Directions => In the listing below, locate the lines that hold the string "this". Copy those lines.

Exercise input =>
--- --- ---
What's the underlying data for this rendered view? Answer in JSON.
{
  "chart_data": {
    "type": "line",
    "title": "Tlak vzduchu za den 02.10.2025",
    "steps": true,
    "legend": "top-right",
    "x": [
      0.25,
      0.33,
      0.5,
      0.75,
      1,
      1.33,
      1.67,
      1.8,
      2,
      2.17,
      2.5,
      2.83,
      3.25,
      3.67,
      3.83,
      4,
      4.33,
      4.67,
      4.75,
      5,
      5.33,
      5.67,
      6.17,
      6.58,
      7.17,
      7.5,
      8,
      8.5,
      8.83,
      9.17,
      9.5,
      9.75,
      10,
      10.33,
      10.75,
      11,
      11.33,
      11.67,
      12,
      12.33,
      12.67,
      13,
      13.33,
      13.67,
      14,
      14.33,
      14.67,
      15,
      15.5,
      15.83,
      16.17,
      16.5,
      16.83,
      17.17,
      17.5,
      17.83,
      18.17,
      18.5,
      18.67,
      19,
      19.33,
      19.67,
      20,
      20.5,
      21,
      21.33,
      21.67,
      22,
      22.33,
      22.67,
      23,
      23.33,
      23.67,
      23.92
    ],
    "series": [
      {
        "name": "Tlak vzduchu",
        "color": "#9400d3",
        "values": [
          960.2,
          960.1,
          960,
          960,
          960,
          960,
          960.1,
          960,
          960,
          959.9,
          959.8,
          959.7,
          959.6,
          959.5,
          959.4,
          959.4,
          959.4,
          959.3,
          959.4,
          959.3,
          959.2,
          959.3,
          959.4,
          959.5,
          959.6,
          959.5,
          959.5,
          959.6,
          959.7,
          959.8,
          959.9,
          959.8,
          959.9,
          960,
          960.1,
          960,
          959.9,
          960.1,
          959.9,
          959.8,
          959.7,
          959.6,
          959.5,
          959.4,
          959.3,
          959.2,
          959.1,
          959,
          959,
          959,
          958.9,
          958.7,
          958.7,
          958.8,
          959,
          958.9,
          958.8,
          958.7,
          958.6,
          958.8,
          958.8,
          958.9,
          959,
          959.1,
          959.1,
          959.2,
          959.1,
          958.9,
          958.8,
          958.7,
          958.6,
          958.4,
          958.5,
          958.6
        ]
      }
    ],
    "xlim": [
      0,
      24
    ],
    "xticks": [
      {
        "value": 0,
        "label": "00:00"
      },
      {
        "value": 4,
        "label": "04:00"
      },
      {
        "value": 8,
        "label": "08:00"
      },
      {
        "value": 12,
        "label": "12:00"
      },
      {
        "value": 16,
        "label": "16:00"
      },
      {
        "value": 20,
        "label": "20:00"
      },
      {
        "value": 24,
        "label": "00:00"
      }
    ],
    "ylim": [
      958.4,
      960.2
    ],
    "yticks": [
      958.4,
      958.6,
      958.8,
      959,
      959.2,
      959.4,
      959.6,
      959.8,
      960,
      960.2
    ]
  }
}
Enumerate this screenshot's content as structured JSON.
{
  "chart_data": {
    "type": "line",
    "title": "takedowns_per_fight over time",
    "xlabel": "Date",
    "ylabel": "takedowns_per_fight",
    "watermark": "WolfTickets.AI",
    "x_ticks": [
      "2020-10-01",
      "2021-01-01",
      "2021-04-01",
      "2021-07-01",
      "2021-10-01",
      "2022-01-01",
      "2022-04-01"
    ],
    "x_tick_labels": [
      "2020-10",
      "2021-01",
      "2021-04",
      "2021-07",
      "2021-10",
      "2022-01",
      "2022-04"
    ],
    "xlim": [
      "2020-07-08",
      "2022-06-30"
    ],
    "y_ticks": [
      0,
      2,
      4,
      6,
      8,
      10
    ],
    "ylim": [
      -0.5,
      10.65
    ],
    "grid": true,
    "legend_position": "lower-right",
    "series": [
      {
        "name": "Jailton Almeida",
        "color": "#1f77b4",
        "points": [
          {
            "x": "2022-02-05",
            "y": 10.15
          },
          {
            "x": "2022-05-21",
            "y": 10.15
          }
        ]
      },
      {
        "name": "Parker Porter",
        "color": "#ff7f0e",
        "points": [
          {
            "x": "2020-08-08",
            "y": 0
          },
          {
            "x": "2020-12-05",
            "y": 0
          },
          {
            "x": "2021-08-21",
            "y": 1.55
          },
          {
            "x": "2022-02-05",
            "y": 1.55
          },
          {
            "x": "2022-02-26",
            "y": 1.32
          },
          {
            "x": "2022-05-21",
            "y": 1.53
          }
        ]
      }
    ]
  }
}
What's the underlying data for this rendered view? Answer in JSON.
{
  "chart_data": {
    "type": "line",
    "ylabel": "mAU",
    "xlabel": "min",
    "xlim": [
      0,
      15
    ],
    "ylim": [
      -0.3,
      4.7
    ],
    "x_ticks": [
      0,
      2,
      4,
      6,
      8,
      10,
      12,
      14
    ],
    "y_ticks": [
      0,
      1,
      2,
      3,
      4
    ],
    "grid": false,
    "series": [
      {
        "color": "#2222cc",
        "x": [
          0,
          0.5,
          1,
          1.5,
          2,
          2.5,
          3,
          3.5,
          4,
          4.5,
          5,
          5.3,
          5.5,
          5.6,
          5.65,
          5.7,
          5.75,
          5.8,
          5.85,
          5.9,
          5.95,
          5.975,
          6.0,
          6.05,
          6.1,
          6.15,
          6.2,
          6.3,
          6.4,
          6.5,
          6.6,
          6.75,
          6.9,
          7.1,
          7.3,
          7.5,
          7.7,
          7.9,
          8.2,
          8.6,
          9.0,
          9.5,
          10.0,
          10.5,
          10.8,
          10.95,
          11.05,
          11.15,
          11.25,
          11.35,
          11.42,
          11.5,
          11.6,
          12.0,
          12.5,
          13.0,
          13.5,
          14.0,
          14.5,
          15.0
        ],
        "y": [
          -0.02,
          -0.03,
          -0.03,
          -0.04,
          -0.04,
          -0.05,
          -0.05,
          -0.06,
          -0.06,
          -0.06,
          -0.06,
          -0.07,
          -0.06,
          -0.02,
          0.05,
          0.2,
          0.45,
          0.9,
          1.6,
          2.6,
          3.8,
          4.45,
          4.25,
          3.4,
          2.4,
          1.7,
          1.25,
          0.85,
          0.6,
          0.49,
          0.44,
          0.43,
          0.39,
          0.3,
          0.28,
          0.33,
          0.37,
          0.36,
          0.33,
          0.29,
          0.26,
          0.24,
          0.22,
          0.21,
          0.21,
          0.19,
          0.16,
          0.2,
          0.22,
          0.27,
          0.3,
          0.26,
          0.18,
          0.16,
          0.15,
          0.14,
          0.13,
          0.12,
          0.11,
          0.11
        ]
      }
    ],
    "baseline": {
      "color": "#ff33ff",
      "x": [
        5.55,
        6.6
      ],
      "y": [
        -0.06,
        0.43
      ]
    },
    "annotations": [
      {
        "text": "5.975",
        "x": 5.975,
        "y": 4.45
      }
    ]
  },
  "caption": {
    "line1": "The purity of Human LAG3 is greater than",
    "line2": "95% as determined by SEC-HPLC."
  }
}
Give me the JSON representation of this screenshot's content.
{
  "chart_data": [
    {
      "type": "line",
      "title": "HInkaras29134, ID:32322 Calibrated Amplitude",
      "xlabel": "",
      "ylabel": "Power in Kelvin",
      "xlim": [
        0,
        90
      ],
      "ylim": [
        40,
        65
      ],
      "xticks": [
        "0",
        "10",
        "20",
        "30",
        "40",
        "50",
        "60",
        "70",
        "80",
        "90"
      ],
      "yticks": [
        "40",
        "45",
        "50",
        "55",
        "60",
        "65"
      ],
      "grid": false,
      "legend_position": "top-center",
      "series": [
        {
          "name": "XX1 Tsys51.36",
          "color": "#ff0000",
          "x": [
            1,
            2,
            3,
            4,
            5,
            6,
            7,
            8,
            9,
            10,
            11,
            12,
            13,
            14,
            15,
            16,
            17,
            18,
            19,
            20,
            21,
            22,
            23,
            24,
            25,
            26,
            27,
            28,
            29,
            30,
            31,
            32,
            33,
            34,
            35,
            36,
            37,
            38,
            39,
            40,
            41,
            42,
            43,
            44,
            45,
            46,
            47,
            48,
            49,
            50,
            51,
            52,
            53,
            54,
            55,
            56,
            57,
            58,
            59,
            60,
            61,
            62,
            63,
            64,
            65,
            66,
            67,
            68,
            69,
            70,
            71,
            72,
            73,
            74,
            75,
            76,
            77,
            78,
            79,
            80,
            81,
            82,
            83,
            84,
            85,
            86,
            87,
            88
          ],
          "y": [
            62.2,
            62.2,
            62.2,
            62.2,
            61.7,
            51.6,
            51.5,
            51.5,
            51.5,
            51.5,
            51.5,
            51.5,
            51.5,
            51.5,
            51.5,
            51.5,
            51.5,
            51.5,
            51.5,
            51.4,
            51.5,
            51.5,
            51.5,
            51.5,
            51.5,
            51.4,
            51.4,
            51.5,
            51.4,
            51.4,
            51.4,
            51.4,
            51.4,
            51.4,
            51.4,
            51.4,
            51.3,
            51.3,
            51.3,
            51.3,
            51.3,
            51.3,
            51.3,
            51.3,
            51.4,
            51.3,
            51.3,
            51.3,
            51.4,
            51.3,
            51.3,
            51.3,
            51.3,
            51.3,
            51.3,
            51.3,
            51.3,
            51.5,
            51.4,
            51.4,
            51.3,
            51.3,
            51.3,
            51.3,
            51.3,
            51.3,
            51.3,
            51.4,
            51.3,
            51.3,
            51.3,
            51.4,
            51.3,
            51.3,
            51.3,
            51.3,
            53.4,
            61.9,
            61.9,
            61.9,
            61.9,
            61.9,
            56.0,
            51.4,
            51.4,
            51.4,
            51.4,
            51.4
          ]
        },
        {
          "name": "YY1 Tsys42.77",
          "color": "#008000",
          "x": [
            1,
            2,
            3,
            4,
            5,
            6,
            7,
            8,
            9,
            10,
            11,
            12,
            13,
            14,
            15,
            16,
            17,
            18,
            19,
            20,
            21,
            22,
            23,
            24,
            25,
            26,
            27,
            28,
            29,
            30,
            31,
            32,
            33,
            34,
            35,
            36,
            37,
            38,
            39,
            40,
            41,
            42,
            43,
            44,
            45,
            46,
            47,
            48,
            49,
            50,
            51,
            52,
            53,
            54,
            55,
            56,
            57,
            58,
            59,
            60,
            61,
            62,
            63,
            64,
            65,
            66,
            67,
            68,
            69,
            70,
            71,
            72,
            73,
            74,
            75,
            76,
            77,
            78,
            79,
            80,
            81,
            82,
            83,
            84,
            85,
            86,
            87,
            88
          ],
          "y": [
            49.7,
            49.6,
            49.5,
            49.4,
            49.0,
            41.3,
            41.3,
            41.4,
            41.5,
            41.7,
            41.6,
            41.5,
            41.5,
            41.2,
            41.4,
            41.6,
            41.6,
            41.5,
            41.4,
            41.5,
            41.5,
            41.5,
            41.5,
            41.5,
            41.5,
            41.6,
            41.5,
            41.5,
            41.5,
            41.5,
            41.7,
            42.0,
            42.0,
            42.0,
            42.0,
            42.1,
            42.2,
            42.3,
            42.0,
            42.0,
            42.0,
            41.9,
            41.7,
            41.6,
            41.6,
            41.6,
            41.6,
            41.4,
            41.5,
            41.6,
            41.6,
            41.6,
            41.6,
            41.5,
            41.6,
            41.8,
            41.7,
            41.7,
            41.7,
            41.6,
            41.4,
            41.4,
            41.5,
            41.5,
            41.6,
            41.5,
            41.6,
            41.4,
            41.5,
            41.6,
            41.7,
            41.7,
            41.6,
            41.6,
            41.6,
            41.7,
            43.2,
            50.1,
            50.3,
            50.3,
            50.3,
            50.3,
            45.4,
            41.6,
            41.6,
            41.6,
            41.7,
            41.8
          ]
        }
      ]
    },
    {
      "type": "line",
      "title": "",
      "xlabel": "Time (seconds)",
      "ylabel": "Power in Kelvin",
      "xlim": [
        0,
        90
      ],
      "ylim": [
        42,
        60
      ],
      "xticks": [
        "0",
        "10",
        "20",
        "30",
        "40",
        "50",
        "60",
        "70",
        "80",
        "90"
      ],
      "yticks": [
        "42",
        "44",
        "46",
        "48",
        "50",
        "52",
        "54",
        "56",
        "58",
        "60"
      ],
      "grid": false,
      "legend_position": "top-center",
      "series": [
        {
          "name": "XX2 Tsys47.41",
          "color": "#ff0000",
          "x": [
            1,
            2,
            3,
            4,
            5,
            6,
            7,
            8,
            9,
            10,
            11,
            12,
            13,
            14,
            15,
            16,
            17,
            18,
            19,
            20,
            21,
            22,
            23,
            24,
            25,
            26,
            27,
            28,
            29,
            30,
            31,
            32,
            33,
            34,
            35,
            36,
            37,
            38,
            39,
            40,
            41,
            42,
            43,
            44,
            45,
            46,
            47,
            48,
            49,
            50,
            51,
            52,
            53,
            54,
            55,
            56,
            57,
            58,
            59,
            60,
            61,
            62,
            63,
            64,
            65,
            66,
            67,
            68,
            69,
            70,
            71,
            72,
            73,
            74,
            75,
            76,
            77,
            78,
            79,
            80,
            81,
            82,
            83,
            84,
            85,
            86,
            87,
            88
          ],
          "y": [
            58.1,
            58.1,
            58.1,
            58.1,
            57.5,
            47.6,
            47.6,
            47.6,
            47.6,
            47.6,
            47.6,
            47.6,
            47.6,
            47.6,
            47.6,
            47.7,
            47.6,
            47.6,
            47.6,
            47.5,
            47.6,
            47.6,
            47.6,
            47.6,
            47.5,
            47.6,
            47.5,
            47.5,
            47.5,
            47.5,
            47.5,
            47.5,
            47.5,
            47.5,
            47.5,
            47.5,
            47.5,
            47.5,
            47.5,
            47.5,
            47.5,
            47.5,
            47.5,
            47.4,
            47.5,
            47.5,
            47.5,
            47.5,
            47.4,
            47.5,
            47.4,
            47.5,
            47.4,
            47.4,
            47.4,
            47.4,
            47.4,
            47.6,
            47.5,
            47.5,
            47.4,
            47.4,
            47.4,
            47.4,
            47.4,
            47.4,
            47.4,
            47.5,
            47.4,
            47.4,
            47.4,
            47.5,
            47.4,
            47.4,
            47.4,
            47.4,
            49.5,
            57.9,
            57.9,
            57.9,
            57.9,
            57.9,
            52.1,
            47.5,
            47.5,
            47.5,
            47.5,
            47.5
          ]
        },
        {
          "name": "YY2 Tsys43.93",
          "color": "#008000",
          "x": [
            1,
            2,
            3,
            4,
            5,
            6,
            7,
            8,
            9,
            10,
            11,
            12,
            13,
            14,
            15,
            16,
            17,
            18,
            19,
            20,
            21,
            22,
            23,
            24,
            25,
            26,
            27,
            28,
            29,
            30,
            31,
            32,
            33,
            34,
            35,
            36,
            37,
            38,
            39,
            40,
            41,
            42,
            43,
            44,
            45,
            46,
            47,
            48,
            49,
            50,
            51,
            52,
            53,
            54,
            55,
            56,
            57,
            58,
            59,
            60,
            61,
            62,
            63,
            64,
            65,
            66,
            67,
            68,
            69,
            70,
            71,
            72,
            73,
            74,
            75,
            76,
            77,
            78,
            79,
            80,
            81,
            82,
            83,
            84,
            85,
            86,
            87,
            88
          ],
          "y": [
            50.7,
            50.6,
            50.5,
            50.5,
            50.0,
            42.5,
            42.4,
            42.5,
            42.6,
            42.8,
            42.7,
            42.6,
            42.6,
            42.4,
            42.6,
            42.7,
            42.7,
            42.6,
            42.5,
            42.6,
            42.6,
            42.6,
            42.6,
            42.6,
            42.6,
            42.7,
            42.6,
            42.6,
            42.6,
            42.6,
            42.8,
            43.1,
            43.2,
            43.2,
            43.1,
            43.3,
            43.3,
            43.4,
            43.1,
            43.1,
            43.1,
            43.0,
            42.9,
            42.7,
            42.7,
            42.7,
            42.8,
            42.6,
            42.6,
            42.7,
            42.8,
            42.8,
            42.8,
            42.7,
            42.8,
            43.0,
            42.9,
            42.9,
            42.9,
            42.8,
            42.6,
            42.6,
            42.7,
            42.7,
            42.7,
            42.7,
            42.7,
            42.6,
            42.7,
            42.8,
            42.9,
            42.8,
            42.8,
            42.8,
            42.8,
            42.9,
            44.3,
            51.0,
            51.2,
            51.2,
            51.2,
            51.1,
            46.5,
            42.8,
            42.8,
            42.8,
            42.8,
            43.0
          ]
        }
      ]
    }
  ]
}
--- --- ---
Answer to the problem =>
What's the underlying data for this rendered view? Answer in JSON.
Enumerate this screenshot's content as structured JSON.
What's the underlying data for this rendered view? Answer in JSON.
Give me the JSON representation of this screenshot's content.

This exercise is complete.